▸ **Short exercise**
Reproduce the full listing that appears beneath this instruction exactly.

▸ **Data section**
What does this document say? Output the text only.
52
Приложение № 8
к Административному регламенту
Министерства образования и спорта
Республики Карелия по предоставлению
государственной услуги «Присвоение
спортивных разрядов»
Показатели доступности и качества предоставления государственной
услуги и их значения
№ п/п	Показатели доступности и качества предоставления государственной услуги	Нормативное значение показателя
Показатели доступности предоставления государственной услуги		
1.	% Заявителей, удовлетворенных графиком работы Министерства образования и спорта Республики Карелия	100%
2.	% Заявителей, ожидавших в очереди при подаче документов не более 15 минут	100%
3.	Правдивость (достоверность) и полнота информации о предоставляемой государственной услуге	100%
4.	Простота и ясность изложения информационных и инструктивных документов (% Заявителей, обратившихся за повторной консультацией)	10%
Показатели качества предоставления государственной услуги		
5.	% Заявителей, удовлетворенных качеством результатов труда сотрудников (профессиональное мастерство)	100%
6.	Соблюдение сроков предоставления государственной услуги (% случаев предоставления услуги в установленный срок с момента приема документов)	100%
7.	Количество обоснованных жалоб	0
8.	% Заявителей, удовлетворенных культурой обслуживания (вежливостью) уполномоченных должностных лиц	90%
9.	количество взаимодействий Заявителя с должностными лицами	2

▸ **Output**
What does this document say? Output the text only.
52
Приложение № 8
к Административному регламенту
Министерства образования и спорта
Республики Карелия по предоставлению
государственной услуги «Присвоение
спортивных разрядов»
Показатели доступности и качества предоставления государственной
услуги и их значения
№ п/п	Показатели доступности и качества предоставления государственной услуги	Нормативное значение показателя
Показатели доступности предоставления государственной услуги		
1.	% Заявителей, удовлетворенных графиком работы Министерства образования и спорта Республики Карелия	100%
2.	% Заявителей, ожидавших в очереди при подаче документов не более 15 минут	100%
3.	Правдивость (достоверность) и полнота информации о предоставляемой государственной услуге	100%
4.	Простота и ясность изложения информационных и инструктивных документов (% Заявителей, обратившихся за повторной консультацией)	10%
Показатели качества предоставления государственной услуги		
5.	% Заявителей, удовлетворенных качеством результатов труда сотрудников (профессиональное мастерство)	100%
6.	Соблюдение сроков предоставления государственной услуги (% случаев предоставления услуги в установленный срок с момента приема документов)	100%
7.	Количество обоснованных жалоб	0
8.	% Заявителей, удовлетворенных культурой обслуживания (вежливостью) уполномоченных должностных лиц	90%
9.	количество взаимодействий Заявителя с должностными лицами	2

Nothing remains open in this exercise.